▸ **What you should do**
Pull out every line containing the string "имущества".

▸ **Source data**

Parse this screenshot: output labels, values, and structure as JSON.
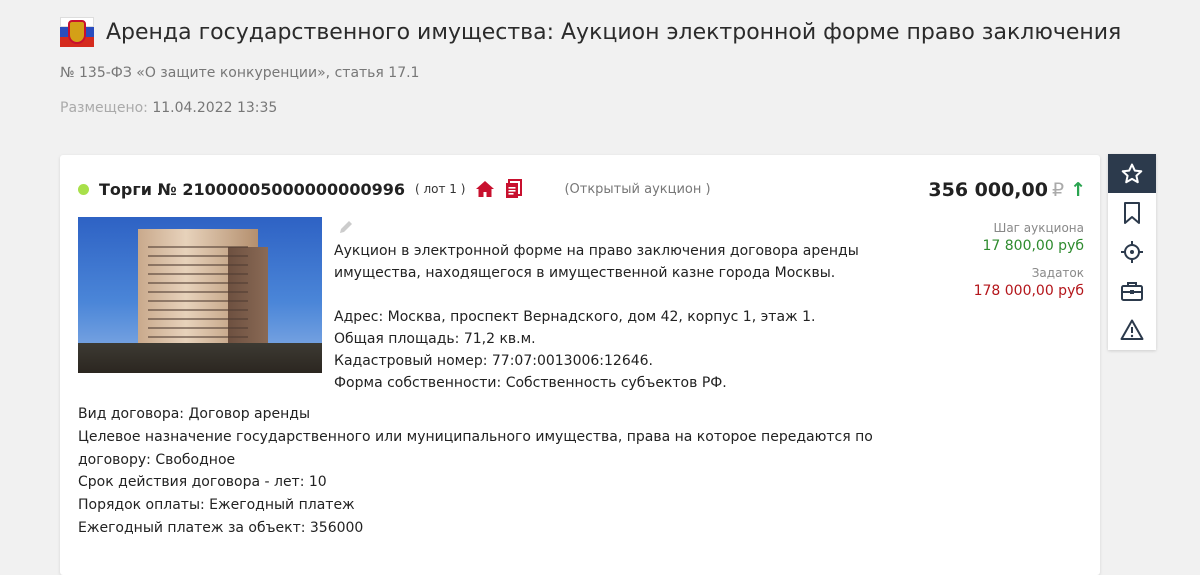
{
  "header": {
    "title": "Аренда государственного имущества: Аукцион электронной форме право заключения",
    "subtitle": "№ 135-ФЗ «О защите конкуренции», статья 17.1",
    "posted_label": "Размещено:",
    "posted_value": "11.04.2022 13:35"
  },
  "lot": {
    "torgi": "Торги № 21000005000000000996",
    "lot_label": "( лот 1 )",
    "auction_type": "(Открытый аукцион )",
    "status_color": "#a8e04a",
    "price": "356 000,00",
    "currency": "₽",
    "price_trend": "↑",
    "step_label": "Шаг аукциона",
    "step_value": "17 800,00 руб",
    "deposit_label": "Задаток",
    "deposit_value": "178 000,00 руб",
    "description": [
      "Аукцион в электронной форме на право заключения договора аренды",
      "имущества, находящегося в имущественной казне города Москвы."
    ],
    "address_lines": [
      "Адрес: Москва, проспект Вернадского, дом 42, корпус 1, этаж 1.",
      "Общая площадь:  71,2 кв.м.",
      "Кадастровый номер: 77:07:0013006:12646.",
      "Форма собственности: Собственность субъектов РФ."
    ],
    "details": [
      "Вид договора: Договор аренды",
      "Целевое назначение государственного или муниципального имущества, права на которое передаются по",
      "договору: Свободное",
      "Срок действия договора - лет: 10",
      "Порядок оплаты: Ежегодный платеж",
      "Ежегодный платеж за объект: 356000"
    ]
  },
  "toolbar": {
    "icons": [
      "star-icon",
      "bookmark-icon",
      "target-icon",
      "briefcase-icon",
      "warning-icon"
    ]
  }
}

▸ **Result for this exercise**
    "title": "Аренда государственного имущества: Аукцион электронной форме право заключения",
      "имущества, находящегося в имущественной казне города Москвы."
      "Целевое назначение государственного или муниципального имущества, права на которое передаются по",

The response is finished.